### EXERCISE AIM
Pictures stay out; everything else in the records below is copied exactly.

### STORED ROWS
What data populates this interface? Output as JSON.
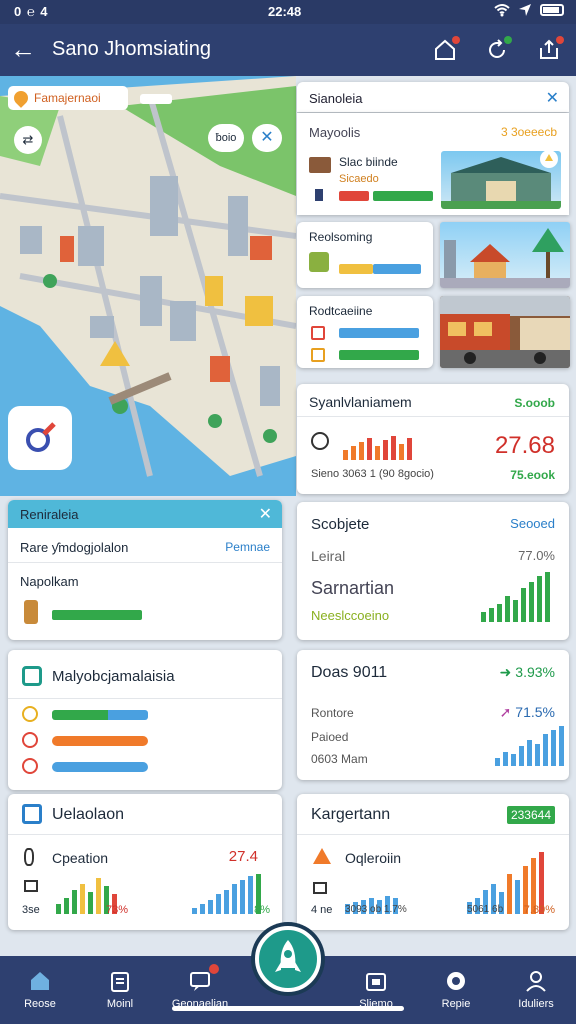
{
  "status": {
    "left": "0 ℮ 4",
    "time": "22:48"
  },
  "appbar": {
    "title": "Sano Jhomsiating"
  },
  "map": {
    "location_label": "Famajernaoi",
    "distance_label": "ƀoio",
    "badge": "—"
  },
  "nearby": {
    "title": "Sianoleia",
    "subtitle": "Mayoolis",
    "subtitle_value": "3 3oeeecb",
    "items": [
      {
        "name": "Slac biinde",
        "sub": "Sicaedo"
      },
      {
        "name": "Reolsoming"
      },
      {
        "name": "Rodtcaeiine"
      }
    ]
  },
  "stats": {
    "title": "Syanlvlaniamem",
    "title_value": "S.ooob",
    "big_value": "27.68",
    "footer": "Sieno 3063 1 (90 8gocio)",
    "footer_value": "75.eook"
  },
  "mid": {
    "title": "Reniraleia",
    "row1_label": "Rare ƴmdogjolalon",
    "row1_link": "Pemnae",
    "row2_label": "Napolkam"
  },
  "subj": {
    "title": "Scobjete",
    "title_value": "Seooed",
    "r1": "Leiral",
    "r1_value": "77.0%",
    "r2": "Sarnartian",
    "r3": "Neeslccoeino"
  },
  "list": {
    "title": "Malyobcjamalaisia"
  },
  "doas": {
    "title": "Doas 9011",
    "v1": "3.93%",
    "r1": "Rontore",
    "v2": "71.5%",
    "r2": "Paioed",
    "r3": "0603 Mam"
  },
  "bottom_left": {
    "title": "Uelaolaon",
    "sub": "Cpeation",
    "value": "27.4",
    "foot_left": "3se",
    "foot_mid": "73%",
    "foot_right": "8%"
  },
  "bottom_right": {
    "title": "Kargertann",
    "badge": "233644",
    "sub": "Oqleroiin",
    "foot1": "4 ne",
    "foot2": "3093 ob 1.7%",
    "foot3": "5061 6b",
    "foot4": "7.89%"
  },
  "nav": [
    {
      "label": "Reose",
      "icon": "home-icon"
    },
    {
      "label": "Moinl",
      "icon": "clipboard-icon"
    },
    {
      "label": "Geonaelian",
      "icon": "chat-icon"
    },
    {
      "label": "",
      "icon": "rocket-icon"
    },
    {
      "label": "Sliemo",
      "icon": "calendar-icon"
    },
    {
      "label": "Repie",
      "icon": "gear-icon"
    },
    {
      "label": "Iduliers",
      "icon": "user-icon"
    }
  ],
  "colors": {
    "appbar": "#2e4070",
    "accent_blue": "#2a7fc9",
    "green": "#32a84a",
    "orange": "#f07a2a",
    "red": "#e0463a"
  }
}
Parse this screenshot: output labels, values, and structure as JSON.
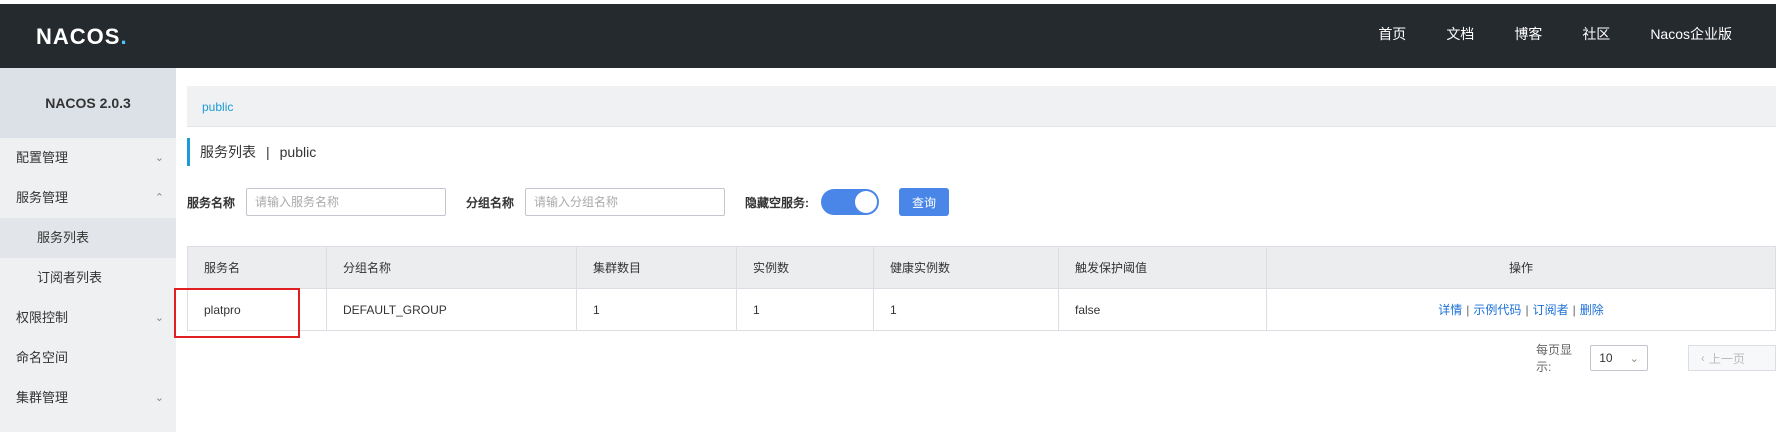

### THE SOLUTION
What data populates this interface? Output as JSON.
{
  "status": {
    "left": "0 ℮ 4",
    "time": "22:48"
  },
  "appbar": {
    "title": "Sano Jhomsiating"
  },
  "map": {
    "location_label": "Famajernaoi",
    "distance_label": "ƀoio",
    "badge": "—"
  },
  "nearby": {
    "title": "Sianoleia",
    "subtitle": "Mayoolis",
    "subtitle_value": "3 3oeeecb",
    "items": [
      {
        "name": "Slac biinde",
        "sub": "Sicaedo"
      },
      {
        "name": "Reolsoming"
      },
      {
        "name": "Rodtcaeiine"
      }
    ]
  },
  "stats": {
    "title": "Syanlvlaniamem",
    "title_value": "S.ooob",
    "big_value": "27.68",
    "footer": "Sieno 3063 1 (90 8gocio)",
    "footer_value": "75.eook"
  },
  "mid": {
    "title": "Reniraleia",
    "row1_label": "Rare ƴmdogjolalon",
    "row1_link": "Pemnae",
    "row2_label": "Napolkam"
  },
  "subj": {
    "title": "Scobjete",
    "title_value": "Seooed",
    "r1": "Leiral",
    "r1_value": "77.0%",
    "r2": "Sarnartian",
    "r3": "Neeslccoeino"
  },
  "list": {
    "title": "Malyobcjamalaisia"
  },
  "doas": {
    "title": "Doas 9011",
    "v1": "3.93%",
    "r1": "Rontore",
    "v2": "71.5%",
    "r2": "Paioed",
    "r3": "0603 Mam"
  },
  "bottom_left": {
    "title": "Uelaolaon",
    "sub": "Cpeation",
    "value": "27.4",
    "foot_left": "3se",
    "foot_mid": "73%",
    "foot_right": "8%"
  },
  "bottom_right": {
    "title": "Kargertann",
    "badge": "233644",
    "sub": "Oqleroiin",
    "foot1": "4 ne",
    "foot2": "3093 ob 1.7%",
    "foot3": "5061 6b",
    "foot4": "7.89%"
  },
  "nav": [
    {
      "label": "Reose",
      "icon": "home-icon"
    },
    {
      "label": "Moinl",
      "icon": "clipboard-icon"
    },
    {
      "label": "Geonaelian",
      "icon": "chat-icon"
    },
    {
      "label": "",
      "icon": "rocket-icon"
    },
    {
      "label": "Sliemo",
      "icon": "calendar-icon"
    },
    {
      "label": "Repie",
      "icon": "gear-icon"
    },
    {
      "label": "Iduliers",
      "icon": "user-icon"
    }
  ],
  "colors": {
    "appbar": "#2e4070",
    "accent_blue": "#2a7fc9",
    "green": "#32a84a",
    "orange": "#f07a2a",
    "red": "#e0463a"
  }
}
Parse this screenshot: output labels, values, and structure as JSON.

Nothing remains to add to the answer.